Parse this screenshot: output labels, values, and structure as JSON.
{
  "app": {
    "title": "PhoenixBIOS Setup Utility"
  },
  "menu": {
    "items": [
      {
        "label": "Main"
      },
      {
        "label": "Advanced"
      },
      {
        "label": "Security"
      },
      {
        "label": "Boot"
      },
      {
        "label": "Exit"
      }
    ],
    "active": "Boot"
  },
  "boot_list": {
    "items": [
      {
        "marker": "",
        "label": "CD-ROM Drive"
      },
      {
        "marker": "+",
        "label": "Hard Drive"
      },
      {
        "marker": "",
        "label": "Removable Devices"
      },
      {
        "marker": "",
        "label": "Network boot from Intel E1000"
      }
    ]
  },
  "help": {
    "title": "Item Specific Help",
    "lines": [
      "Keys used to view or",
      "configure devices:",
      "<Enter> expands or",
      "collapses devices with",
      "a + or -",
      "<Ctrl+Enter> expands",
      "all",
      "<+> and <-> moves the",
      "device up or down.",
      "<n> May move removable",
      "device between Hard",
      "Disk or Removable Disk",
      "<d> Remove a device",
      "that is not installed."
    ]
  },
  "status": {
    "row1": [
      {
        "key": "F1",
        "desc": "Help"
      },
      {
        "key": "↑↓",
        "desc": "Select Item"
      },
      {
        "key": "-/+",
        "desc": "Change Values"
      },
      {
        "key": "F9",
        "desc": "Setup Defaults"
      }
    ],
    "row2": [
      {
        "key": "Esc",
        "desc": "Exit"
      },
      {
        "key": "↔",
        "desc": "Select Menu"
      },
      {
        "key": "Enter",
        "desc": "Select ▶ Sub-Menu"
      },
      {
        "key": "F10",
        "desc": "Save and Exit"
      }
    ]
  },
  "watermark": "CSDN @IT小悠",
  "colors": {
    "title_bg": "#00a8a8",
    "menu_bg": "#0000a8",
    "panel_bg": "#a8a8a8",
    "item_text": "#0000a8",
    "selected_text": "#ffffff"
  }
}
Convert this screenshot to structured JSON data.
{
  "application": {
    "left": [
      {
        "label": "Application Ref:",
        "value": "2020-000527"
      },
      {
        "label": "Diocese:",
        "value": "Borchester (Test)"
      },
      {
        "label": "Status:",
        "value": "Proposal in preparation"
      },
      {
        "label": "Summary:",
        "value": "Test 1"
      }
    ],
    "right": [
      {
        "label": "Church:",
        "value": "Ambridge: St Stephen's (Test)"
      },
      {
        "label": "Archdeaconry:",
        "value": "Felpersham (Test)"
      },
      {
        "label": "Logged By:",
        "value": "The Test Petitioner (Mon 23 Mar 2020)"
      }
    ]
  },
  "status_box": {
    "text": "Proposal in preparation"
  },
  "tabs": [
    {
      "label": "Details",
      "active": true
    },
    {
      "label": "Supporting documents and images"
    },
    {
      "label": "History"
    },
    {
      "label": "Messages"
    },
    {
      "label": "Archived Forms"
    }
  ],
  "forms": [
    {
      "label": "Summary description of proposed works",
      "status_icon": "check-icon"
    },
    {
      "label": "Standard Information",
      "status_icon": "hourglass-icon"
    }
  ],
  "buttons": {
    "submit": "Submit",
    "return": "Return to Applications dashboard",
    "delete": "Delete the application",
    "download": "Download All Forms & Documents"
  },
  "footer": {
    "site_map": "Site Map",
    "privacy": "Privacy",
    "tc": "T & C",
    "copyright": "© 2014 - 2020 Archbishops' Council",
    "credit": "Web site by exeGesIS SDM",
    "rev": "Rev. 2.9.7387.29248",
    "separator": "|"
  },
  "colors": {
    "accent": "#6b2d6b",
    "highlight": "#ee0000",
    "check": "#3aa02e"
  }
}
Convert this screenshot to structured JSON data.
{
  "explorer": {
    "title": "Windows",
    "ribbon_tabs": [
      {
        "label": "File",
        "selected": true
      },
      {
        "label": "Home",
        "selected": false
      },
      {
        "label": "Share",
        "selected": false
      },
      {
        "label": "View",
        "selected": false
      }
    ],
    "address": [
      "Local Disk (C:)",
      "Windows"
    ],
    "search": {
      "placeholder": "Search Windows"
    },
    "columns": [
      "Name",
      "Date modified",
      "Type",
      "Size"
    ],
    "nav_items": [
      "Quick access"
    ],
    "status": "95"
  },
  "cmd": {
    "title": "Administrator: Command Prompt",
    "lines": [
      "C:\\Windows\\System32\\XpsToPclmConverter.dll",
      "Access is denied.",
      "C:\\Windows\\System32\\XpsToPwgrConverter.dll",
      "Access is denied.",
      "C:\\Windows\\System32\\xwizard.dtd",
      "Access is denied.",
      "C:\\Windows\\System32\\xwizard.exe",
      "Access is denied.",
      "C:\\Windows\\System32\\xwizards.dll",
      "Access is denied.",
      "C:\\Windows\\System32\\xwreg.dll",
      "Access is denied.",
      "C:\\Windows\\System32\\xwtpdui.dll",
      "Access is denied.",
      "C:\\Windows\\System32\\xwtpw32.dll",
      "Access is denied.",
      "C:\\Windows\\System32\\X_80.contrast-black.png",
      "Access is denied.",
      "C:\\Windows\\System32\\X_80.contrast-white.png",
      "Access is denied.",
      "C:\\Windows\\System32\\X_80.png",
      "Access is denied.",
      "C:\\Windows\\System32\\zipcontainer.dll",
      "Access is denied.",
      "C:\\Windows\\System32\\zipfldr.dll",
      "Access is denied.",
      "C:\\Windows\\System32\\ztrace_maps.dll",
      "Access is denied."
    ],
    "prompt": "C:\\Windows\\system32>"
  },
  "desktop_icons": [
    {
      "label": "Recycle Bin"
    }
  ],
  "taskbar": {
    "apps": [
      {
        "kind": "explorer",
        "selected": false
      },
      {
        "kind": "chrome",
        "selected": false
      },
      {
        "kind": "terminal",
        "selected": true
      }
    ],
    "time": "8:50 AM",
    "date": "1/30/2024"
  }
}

WHAT YOU SHOULD DO: Copy all lines from the data that hold the word "Exit".

OUTPUT FOR THIS TASK:
        "label": "Exit"
        "desc": "Exit"
        "desc": "Save and Exit"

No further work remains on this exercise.